WHAT IS NEEDED: Transcribe all of the data exactly. Omit the pictures.

--- DATASET EXCERPTS ---

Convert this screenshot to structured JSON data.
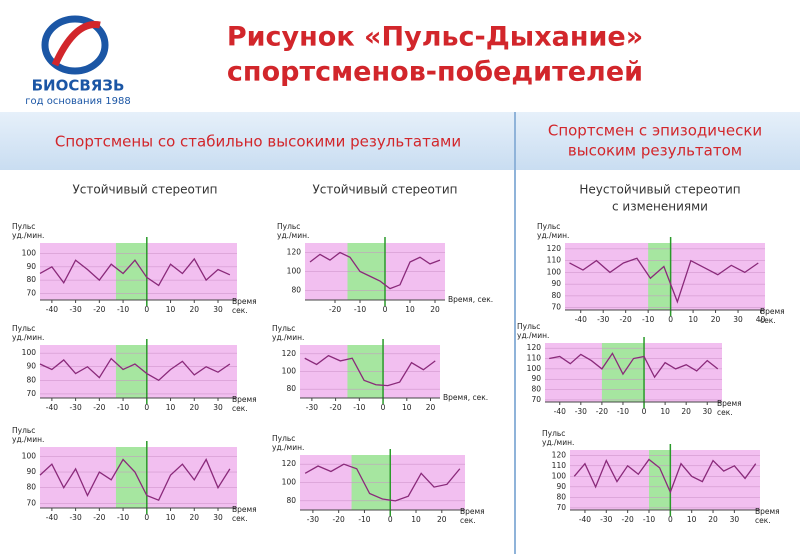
{
  "header": {
    "title_lines": [
      "Рисунок «Пульс-Дыхание»",
      "спортсменов-победителей"
    ],
    "logo_name": "БИОСВЯЗЬ",
    "logo_sub": "год основания 1988"
  },
  "sections": {
    "left": "Спортсмены со стабильно высокими результатами",
    "right": [
      "Спортсмен с эпизодически",
      "высоким результатом"
    ]
  },
  "columns": [
    [
      "Устойчивый стереотип"
    ],
    [
      "Устойчивый стереотип"
    ],
    [
      "Неустойчивый стереотип",
      "с изменениями"
    ]
  ],
  "charts": [
    {
      "type": "line",
      "ylabel": [
        "Пульс",
        "уд./мин."
      ],
      "xlabel": [
        "Время",
        "сек."
      ],
      "xlim": [
        -45,
        38
      ],
      "ylim": [
        65,
        108
      ],
      "xticks": [
        -40,
        -30,
        -20,
        -10,
        0,
        10,
        20,
        30
      ],
      "yticks": [
        70,
        80,
        90,
        100
      ],
      "highlight": [
        -13,
        0
      ],
      "x": [
        -45,
        -40,
        -35,
        -30,
        -25,
        -20,
        -15,
        -10,
        -5,
        0,
        5,
        10,
        15,
        20,
        25,
        30,
        35
      ],
      "values": [
        85,
        90,
        78,
        95,
        88,
        80,
        92,
        85,
        95,
        82,
        76,
        92,
        85,
        96,
        80,
        88,
        84
      ]
    },
    {
      "type": "line",
      "ylabel": [
        "Пульс",
        "уд./мин."
      ],
      "xlabel": [
        "Время",
        "сек."
      ],
      "xlim": [
        -45,
        38
      ],
      "ylim": [
        67,
        106
      ],
      "xticks": [
        -40,
        -30,
        -20,
        -10,
        0,
        10,
        20,
        30
      ],
      "yticks": [
        70,
        80,
        90,
        100
      ],
      "highlight": [
        -13,
        0
      ],
      "x": [
        -45,
        -40,
        -35,
        -30,
        -25,
        -20,
        -15,
        -10,
        -5,
        0,
        5,
        10,
        15,
        20,
        25,
        30,
        35
      ],
      "values": [
        92,
        88,
        95,
        85,
        90,
        82,
        96,
        88,
        92,
        85,
        80,
        88,
        94,
        84,
        90,
        86,
        92
      ]
    },
    {
      "type": "line",
      "ylabel": [
        "Пульс",
        "уд./мин."
      ],
      "xlabel": [
        "Время",
        "сек."
      ],
      "xlim": [
        -45,
        38
      ],
      "ylim": [
        67,
        106
      ],
      "xticks": [
        -40,
        -30,
        -20,
        -10,
        0,
        10,
        20,
        30
      ],
      "yticks": [
        70,
        80,
        90,
        100
      ],
      "highlight": [
        -13,
        0
      ],
      "x": [
        -45,
        -40,
        -35,
        -30,
        -25,
        -20,
        -15,
        -10,
        -5,
        0,
        5,
        10,
        15,
        20,
        25,
        30,
        35
      ],
      "values": [
        88,
        95,
        80,
        92,
        75,
        90,
        85,
        98,
        90,
        75,
        72,
        88,
        95,
        85,
        98,
        80,
        92
      ]
    },
    {
      "type": "line",
      "ylabel": [
        "Пульс",
        "уд./мин."
      ],
      "xlabel": [
        "Время, сек."
      ],
      "xlim": [
        -32,
        24
      ],
      "ylim": [
        70,
        130
      ],
      "xticks": [
        -20,
        -10,
        0,
        10,
        20
      ],
      "yticks": [
        80,
        100,
        120
      ],
      "highlight": [
        -15,
        0
      ],
      "x": [
        -30,
        -26,
        -22,
        -18,
        -14,
        -10,
        -6,
        -2,
        2,
        6,
        10,
        14,
        18,
        22
      ],
      "values": [
        110,
        118,
        112,
        120,
        115,
        100,
        95,
        90,
        82,
        86,
        110,
        115,
        108,
        112
      ]
    },
    {
      "type": "line",
      "ylabel": [
        "Пульс",
        "уд./мин."
      ],
      "xlabel": [
        "Время, сек."
      ],
      "xlim": [
        -35,
        24
      ],
      "ylim": [
        70,
        130
      ],
      "xticks": [
        -30,
        -20,
        -10,
        0,
        10,
        20
      ],
      "yticks": [
        80,
        100,
        120
      ],
      "highlight": [
        -15,
        0
      ],
      "x": [
        -33,
        -28,
        -23,
        -18,
        -13,
        -8,
        -3,
        2,
        7,
        12,
        17,
        22
      ],
      "values": [
        115,
        108,
        118,
        112,
        115,
        90,
        85,
        84,
        88,
        110,
        102,
        112
      ]
    },
    {
      "type": "line",
      "ylabel": [
        "Пульс",
        "уд./мин."
      ],
      "xlabel": [
        "Время",
        "сек."
      ],
      "xlim": [
        -35,
        29
      ],
      "ylim": [
        70,
        130
      ],
      "xticks": [
        -30,
        -20,
        -10,
        0,
        10,
        20
      ],
      "yticks": [
        80,
        100,
        120
      ],
      "highlight": [
        -15,
        0
      ],
      "x": [
        -33,
        -28,
        -23,
        -18,
        -13,
        -8,
        -3,
        2,
        7,
        12,
        17,
        22,
        27
      ],
      "values": [
        110,
        118,
        112,
        120,
        115,
        88,
        82,
        80,
        85,
        110,
        95,
        98,
        115
      ]
    },
    {
      "type": "line",
      "ylabel": [
        "Пульс",
        "уд./мин."
      ],
      "xlabel": [
        "Время",
        "сек."
      ],
      "xlim": [
        -47,
        42
      ],
      "ylim": [
        68,
        125
      ],
      "xticks": [
        -40,
        -30,
        -20,
        -10,
        0,
        10,
        20,
        30,
        40
      ],
      "yticks": [
        70,
        80,
        90,
        100,
        110,
        120
      ],
      "highlight": [
        -10,
        0
      ],
      "x": [
        -45,
        -39,
        -33,
        -27,
        -21,
        -15,
        -9,
        -3,
        3,
        9,
        15,
        21,
        27,
        33,
        39
      ],
      "values": [
        108,
        102,
        110,
        100,
        108,
        112,
        95,
        105,
        75,
        110,
        104,
        98,
        106,
        100,
        108
      ]
    },
    {
      "type": "line",
      "ylabel": [
        "Пульс",
        "уд./мин."
      ],
      "xlabel": [
        "Время",
        "сек."
      ],
      "xlim": [
        -47,
        37
      ],
      "ylim": [
        68,
        125
      ],
      "xticks": [
        -40,
        -30,
        -20,
        -10,
        0,
        10,
        20,
        30
      ],
      "yticks": [
        70,
        80,
        90,
        100,
        110,
        120
      ],
      "highlight": [
        -20,
        0
      ],
      "x": [
        -45,
        -40,
        -35,
        -30,
        -25,
        -20,
        -15,
        -10,
        -5,
        0,
        5,
        10,
        15,
        20,
        25,
        30,
        35
      ],
      "values": [
        110,
        112,
        105,
        114,
        108,
        100,
        115,
        95,
        110,
        112,
        92,
        106,
        100,
        104,
        98,
        108,
        100
      ]
    },
    {
      "type": "line",
      "ylabel": [
        "Пульс",
        "уд./мин."
      ],
      "xlabel": [
        "Время",
        "сек."
      ],
      "xlim": [
        -47,
        42
      ],
      "ylim": [
        68,
        125
      ],
      "xticks": [
        -40,
        -30,
        -20,
        -10,
        0,
        10,
        20,
        30
      ],
      "yticks": [
        70,
        80,
        90,
        100,
        110,
        120
      ],
      "highlight": [
        -10,
        0
      ],
      "x": [
        -45,
        -40,
        -35,
        -30,
        -25,
        -20,
        -15,
        -10,
        -5,
        0,
        5,
        10,
        15,
        20,
        25,
        30,
        35,
        40
      ],
      "values": [
        100,
        112,
        90,
        115,
        95,
        110,
        102,
        116,
        108,
        85,
        112,
        100,
        95,
        115,
        105,
        110,
        98,
        112
      ]
    }
  ]
}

---

RESPONSE FOR THIS EXERCISE:
Convert this screenshot to structured JSON data.
{
  "header": {
    "title_lines": [
      "Рисунок «Пульс-Дыхание»",
      "спортсменов-победителей"
    ],
    "logo_name": "БИОСВЯЗЬ",
    "logo_sub": "год основания 1988"
  },
  "sections": {
    "left": "Спортсмены со стабильно высокими результатами",
    "right": [
      "Спортсмен с эпизодически",
      "высоким результатом"
    ]
  },
  "columns": [
    [
      "Устойчивый стереотип"
    ],
    [
      "Устойчивый стереотип"
    ],
    [
      "Неустойчивый стереотип",
      "с изменениями"
    ]
  ],
  "charts": [
    {
      "type": "line",
      "ylabel": [
        "Пульс",
        "уд./мин."
      ],
      "xlabel": [
        "Время",
        "сек."
      ],
      "xlim": [
        -45,
        38
      ],
      "ylim": [
        65,
        108
      ],
      "xticks": [
        -40,
        -30,
        -20,
        -10,
        0,
        10,
        20,
        30
      ],
      "yticks": [
        70,
        80,
        90,
        100
      ],
      "highlight": [
        -13,
        0
      ],
      "x": [
        -45,
        -40,
        -35,
        -30,
        -25,
        -20,
        -15,
        -10,
        -5,
        0,
        5,
        10,
        15,
        20,
        25,
        30,
        35
      ],
      "values": [
        85,
        90,
        78,
        95,
        88,
        80,
        92,
        85,
        95,
        82,
        76,
        92,
        85,
        96,
        80,
        88,
        84
      ]
    },
    {
      "type": "line",
      "ylabel": [
        "Пульс",
        "уд./мин."
      ],
      "xlabel": [
        "Время",
        "сек."
      ],
      "xlim": [
        -45,
        38
      ],
      "ylim": [
        67,
        106
      ],
      "xticks": [
        -40,
        -30,
        -20,
        -10,
        0,
        10,
        20,
        30
      ],
      "yticks": [
        70,
        80,
        90,
        100
      ],
      "highlight": [
        -13,
        0
      ],
      "x": [
        -45,
        -40,
        -35,
        -30,
        -25,
        -20,
        -15,
        -10,
        -5,
        0,
        5,
        10,
        15,
        20,
        25,
        30,
        35
      ],
      "values": [
        92,
        88,
        95,
        85,
        90,
        82,
        96,
        88,
        92,
        85,
        80,
        88,
        94,
        84,
        90,
        86,
        92
      ]
    },
    {
      "type": "line",
      "ylabel": [
        "Пульс",
        "уд./мин."
      ],
      "xlabel": [
        "Время",
        "сек."
      ],
      "xlim": [
        -45,
        38
      ],
      "ylim": [
        67,
        106
      ],
      "xticks": [
        -40,
        -30,
        -20,
        -10,
        0,
        10,
        20,
        30
      ],
      "yticks": [
        70,
        80,
        90,
        100
      ],
      "highlight": [
        -13,
        0
      ],
      "x": [
        -45,
        -40,
        -35,
        -30,
        -25,
        -20,
        -15,
        -10,
        -5,
        0,
        5,
        10,
        15,
        20,
        25,
        30,
        35
      ],
      "values": [
        88,
        95,
        80,
        92,
        75,
        90,
        85,
        98,
        90,
        75,
        72,
        88,
        95,
        85,
        98,
        80,
        92
      ]
    },
    {
      "type": "line",
      "ylabel": [
        "Пульс",
        "уд./мин."
      ],
      "xlabel": [
        "Время, сек."
      ],
      "xlim": [
        -32,
        24
      ],
      "ylim": [
        70,
        130
      ],
      "xticks": [
        -20,
        -10,
        0,
        10,
        20
      ],
      "yticks": [
        80,
        100,
        120
      ],
      "highlight": [
        -15,
        0
      ],
      "x": [
        -30,
        -26,
        -22,
        -18,
        -14,
        -10,
        -6,
        -2,
        2,
        6,
        10,
        14,
        18,
        22
      ],
      "values": [
        110,
        118,
        112,
        120,
        115,
        100,
        95,
        90,
        82,
        86,
        110,
        115,
        108,
        112
      ]
    },
    {
      "type": "line",
      "ylabel": [
        "Пульс",
        "уд./мин."
      ],
      "xlabel": [
        "Время, сек."
      ],
      "xlim": [
        -35,
        24
      ],
      "ylim": [
        70,
        130
      ],
      "xticks": [
        -30,
        -20,
        -10,
        0,
        10,
        20
      ],
      "yticks": [
        80,
        100,
        120
      ],
      "highlight": [
        -15,
        0
      ],
      "x": [
        -33,
        -28,
        -23,
        -18,
        -13,
        -8,
        -3,
        2,
        7,
        12,
        17,
        22
      ],
      "values": [
        115,
        108,
        118,
        112,
        115,
        90,
        85,
        84,
        88,
        110,
        102,
        112
      ]
    },
    {
      "type": "line",
      "ylabel": [
        "Пульс",
        "уд./мин."
      ],
      "xlabel": [
        "Время",
        "сек."
      ],
      "xlim": [
        -35,
        29
      ],
      "ylim": [
        70,
        130
      ],
      "xticks": [
        -30,
        -20,
        -10,
        0,
        10,
        20
      ],
      "yticks": [
        80,
        100,
        120
      ],
      "highlight": [
        -15,
        0
      ],
      "x": [
        -33,
        -28,
        -23,
        -18,
        -13,
        -8,
        -3,
        2,
        7,
        12,
        17,
        22,
        27
      ],
      "values": [
        110,
        118,
        112,
        120,
        115,
        88,
        82,
        80,
        85,
        110,
        95,
        98,
        115
      ]
    },
    {
      "type": "line",
      "ylabel": [
        "Пульс",
        "уд./мин."
      ],
      "xlabel": [
        "Время",
        "сек."
      ],
      "xlim": [
        -47,
        42
      ],
      "ylim": [
        68,
        125
      ],
      "xticks": [
        -40,
        -30,
        -20,
        -10,
        0,
        10,
        20,
        30,
        40
      ],
      "yticks": [
        70,
        80,
        90,
        100,
        110,
        120
      ],
      "highlight": [
        -10,
        0
      ],
      "x": [
        -45,
        -39,
        -33,
        -27,
        -21,
        -15,
        -9,
        -3,
        3,
        9,
        15,
        21,
        27,
        33,
        39
      ],
      "values": [
        108,
        102,
        110,
        100,
        108,
        112,
        95,
        105,
        75,
        110,
        104,
        98,
        106,
        100,
        108
      ]
    },
    {
      "type": "line",
      "ylabel": [
        "Пульс",
        "уд./мин."
      ],
      "xlabel": [
        "Время",
        "сек."
      ],
      "xlim": [
        -47,
        37
      ],
      "ylim": [
        68,
        125
      ],
      "xticks": [
        -40,
        -30,
        -20,
        -10,
        0,
        10,
        20,
        30
      ],
      "yticks": [
        70,
        80,
        90,
        100,
        110,
        120
      ],
      "highlight": [
        -20,
        0
      ],
      "x": [
        -45,
        -40,
        -35,
        -30,
        -25,
        -20,
        -15,
        -10,
        -5,
        0,
        5,
        10,
        15,
        20,
        25,
        30,
        35
      ],
      "values": [
        110,
        112,
        105,
        114,
        108,
        100,
        115,
        95,
        110,
        112,
        92,
        106,
        100,
        104,
        98,
        108,
        100
      ]
    },
    {
      "type": "line",
      "ylabel": [
        "Пульс",
        "уд./мин."
      ],
      "xlabel": [
        "Время",
        "сек."
      ],
      "xlim": [
        -47,
        42
      ],
      "ylim": [
        68,
        125
      ],
      "xticks": [
        -40,
        -30,
        -20,
        -10,
        0,
        10,
        20,
        30
      ],
      "yticks": [
        70,
        80,
        90,
        100,
        110,
        120
      ],
      "highlight": [
        -10,
        0
      ],
      "x": [
        -45,
        -40,
        -35,
        -30,
        -25,
        -20,
        -15,
        -10,
        -5,
        0,
        5,
        10,
        15,
        20,
        25,
        30,
        35,
        40
      ],
      "values": [
        100,
        112,
        90,
        115,
        95,
        110,
        102,
        116,
        108,
        85,
        112,
        100,
        95,
        115,
        105,
        110,
        98,
        112
      ]
    }
  ]
}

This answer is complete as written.